*KUTIPAN HALAMAN*.
--

Market

10 Tahun Berlalu, Investor Asing tak Lirik Manufaktur Indonesia

Dalam 10 tahun terakhir, Direktur Center of Economic and Law Studies (Celios), Bhima Yudhistira menyebut, investasi masuk Indonesia, minim kualitas. Investasi padat karya seperti manufaktur kurang laku.

“Kualitas dari investasi langsung terutama penanaman modal asing (PMA), tren-nya dalam 10 tahun terakhir, menurun. Investasi tercatat banyak masuk ke sektor jasa dan sektor berbasis komoditas. Untuk industri pengolahan atau manufaktur turun. Padahal, sektor itu padat karya,” beber Bhima kepada Inilah.com Jakarta, Senin (9/1/2023).

Bhima mencontohkan investasi asing langsung atau foreign direct investmen (FDI) sejak 2022, terindikasi punya hubungan erat dengan ‘boom’ harga komoditas di pasar global.

“Kemudian, ketika pra pandemi COVID-19, banyak investasi padat modal di sektor teknologi. Memang tidak bisa disalahkan, investor masuk ke teknologi, atau perusahaan startup. Namun, harus diimbangi dengan investasi manufaktur juga,” terang Bhima.

Ke depan, lanjutnya, pemerintah perlu kerja keras untuk meningkatkan kualitas investasi yang masuk. Caranya? “Porsi dari industri pengolahan terhadap investasi baru dan existing, harus dilipat-gandakan. “Industri kan bukan cuma butuh obral insentif pajak. Tetapi juga butuh kemudahan izin, perlindungan terhadap impor barang jadi, akses ke bahan baku, hingga penurunan biaya logistik dan pemberantasan pungli,” ungkapnya.

Tahun 2022, kata Bhima, Incremental Capital Output Ratio (ICOR) mengalami kenaikan menjadi 6,2 persen. Artinya, biaya investasi di Indonesia boros. Semakin tinggi ICOR maka kualitas investasinya semakin jeblok.

“Untuk mendapatkan output produksi yang standar, butuh nilai investasi yang jumbo. Akhirnya investor jadi mengurangi rekrutmen tenaga kerja karena investasi yang dibutuhkan untuk proses produksi terlalu mahal,” pungkasnya.

--

*ARAHAN TUGAS*. Tolong salin ulang tanpa perubahan seluruh bagian artikel tentang investasi asing di atas, mulai dari "Ke depan, lanjutnya, pemerintah" terus ke bawah sampai "investasinya semakin jeblok.". Gunakan artikel di atas sebagai satu-satunya sumber.

*DATA YANG DIBERIKAN*.
--

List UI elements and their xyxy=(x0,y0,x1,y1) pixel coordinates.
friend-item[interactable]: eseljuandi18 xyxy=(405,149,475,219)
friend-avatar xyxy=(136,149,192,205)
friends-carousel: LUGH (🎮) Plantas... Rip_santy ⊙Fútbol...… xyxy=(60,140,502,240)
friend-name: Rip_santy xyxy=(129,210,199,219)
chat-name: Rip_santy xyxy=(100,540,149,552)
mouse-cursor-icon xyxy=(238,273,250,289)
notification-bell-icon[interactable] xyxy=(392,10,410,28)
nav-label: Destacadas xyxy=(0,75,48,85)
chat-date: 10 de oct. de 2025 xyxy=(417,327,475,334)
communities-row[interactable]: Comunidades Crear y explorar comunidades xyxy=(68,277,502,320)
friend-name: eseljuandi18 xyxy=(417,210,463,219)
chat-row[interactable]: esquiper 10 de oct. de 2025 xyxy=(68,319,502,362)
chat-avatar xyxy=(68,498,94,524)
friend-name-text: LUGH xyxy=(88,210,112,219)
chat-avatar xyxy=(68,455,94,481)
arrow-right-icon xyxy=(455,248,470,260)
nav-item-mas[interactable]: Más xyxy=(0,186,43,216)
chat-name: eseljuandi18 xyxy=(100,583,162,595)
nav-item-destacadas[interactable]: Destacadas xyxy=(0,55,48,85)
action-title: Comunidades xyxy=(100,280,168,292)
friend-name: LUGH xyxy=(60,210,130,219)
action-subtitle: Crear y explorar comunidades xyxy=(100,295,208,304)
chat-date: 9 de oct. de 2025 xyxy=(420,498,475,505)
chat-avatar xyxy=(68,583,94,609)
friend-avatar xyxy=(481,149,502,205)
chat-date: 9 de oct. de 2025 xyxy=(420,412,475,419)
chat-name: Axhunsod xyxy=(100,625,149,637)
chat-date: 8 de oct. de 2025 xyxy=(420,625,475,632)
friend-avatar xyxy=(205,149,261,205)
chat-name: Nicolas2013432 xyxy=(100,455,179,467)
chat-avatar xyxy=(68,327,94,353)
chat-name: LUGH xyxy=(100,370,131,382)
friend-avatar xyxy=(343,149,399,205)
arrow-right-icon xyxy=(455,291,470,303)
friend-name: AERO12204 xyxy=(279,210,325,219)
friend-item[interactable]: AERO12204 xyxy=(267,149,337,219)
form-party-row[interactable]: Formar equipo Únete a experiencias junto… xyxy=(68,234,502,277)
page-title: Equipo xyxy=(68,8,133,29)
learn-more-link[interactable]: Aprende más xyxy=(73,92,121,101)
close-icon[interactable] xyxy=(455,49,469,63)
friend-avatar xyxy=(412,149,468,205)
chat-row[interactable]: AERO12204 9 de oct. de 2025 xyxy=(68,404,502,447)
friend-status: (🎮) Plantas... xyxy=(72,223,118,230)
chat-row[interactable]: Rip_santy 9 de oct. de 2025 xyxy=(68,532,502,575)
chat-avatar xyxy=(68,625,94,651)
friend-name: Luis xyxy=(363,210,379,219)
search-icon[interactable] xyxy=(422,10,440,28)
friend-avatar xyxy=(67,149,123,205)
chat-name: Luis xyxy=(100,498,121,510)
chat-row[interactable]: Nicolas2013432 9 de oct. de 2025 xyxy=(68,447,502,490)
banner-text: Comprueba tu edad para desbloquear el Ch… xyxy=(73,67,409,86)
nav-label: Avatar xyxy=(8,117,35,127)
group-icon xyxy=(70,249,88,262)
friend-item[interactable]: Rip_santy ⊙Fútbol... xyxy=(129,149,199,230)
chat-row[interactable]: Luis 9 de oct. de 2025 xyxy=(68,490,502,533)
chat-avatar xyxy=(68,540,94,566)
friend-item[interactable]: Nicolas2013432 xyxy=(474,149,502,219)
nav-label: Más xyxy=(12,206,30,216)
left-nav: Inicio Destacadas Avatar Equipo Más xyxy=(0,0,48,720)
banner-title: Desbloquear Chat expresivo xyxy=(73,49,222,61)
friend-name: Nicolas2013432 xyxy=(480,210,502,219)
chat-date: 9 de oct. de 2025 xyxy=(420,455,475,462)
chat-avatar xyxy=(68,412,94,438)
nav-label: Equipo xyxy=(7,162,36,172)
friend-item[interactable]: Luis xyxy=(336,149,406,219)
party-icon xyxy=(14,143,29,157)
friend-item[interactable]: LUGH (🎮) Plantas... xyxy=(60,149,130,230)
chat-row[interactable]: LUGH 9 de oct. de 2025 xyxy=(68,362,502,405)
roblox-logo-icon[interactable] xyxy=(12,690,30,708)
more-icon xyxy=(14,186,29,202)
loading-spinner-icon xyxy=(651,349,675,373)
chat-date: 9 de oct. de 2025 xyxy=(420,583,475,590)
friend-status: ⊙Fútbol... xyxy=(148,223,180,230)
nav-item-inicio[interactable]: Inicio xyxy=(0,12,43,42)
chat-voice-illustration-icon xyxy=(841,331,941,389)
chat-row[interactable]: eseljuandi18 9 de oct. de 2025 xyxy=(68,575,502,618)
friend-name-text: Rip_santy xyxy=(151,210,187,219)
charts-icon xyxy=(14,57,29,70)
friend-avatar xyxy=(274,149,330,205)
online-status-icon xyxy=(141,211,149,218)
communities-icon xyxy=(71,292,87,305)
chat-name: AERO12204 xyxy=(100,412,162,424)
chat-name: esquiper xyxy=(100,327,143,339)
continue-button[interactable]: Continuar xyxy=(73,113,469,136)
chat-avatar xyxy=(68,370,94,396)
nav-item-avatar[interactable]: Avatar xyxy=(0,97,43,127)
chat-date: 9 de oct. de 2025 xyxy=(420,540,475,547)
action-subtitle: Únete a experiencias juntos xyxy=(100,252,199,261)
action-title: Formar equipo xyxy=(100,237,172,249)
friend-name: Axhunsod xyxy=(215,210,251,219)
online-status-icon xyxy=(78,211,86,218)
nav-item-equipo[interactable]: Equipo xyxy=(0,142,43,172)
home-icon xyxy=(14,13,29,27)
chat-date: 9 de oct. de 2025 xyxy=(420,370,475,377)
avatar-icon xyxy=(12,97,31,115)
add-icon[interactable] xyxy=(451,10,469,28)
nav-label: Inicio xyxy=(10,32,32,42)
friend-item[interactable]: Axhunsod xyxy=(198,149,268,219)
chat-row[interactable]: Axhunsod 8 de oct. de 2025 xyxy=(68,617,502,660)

--

*JAWABAN TUGAS*.
Ke depan, lanjutnya, pemerintah perlu kerja keras untuk meningkatkan kualitas investasi yang masuk. Caranya? “Porsi dari industri pengolahan terhadap investasi baru dan existing, harus dilipat-gandakan. “Industri kan bukan cuma butuh obral insentif pajak. Tetapi juga butuh kemudahan izin, perlindungan terhadap impor barang jadi, akses ke bahan baku, hingga penurunan biaya logistik dan pemberantasan pungli,” ungkapnya.

Tahun 2022, kata Bhima, Incremental Capital Output Ratio (ICOR) mengalami kenaikan menjadi 6,2 persen. Artinya, biaya investasi di Indonesia boros. Semakin tinggi ICOR maka kualitas investasinya semakin jeblok.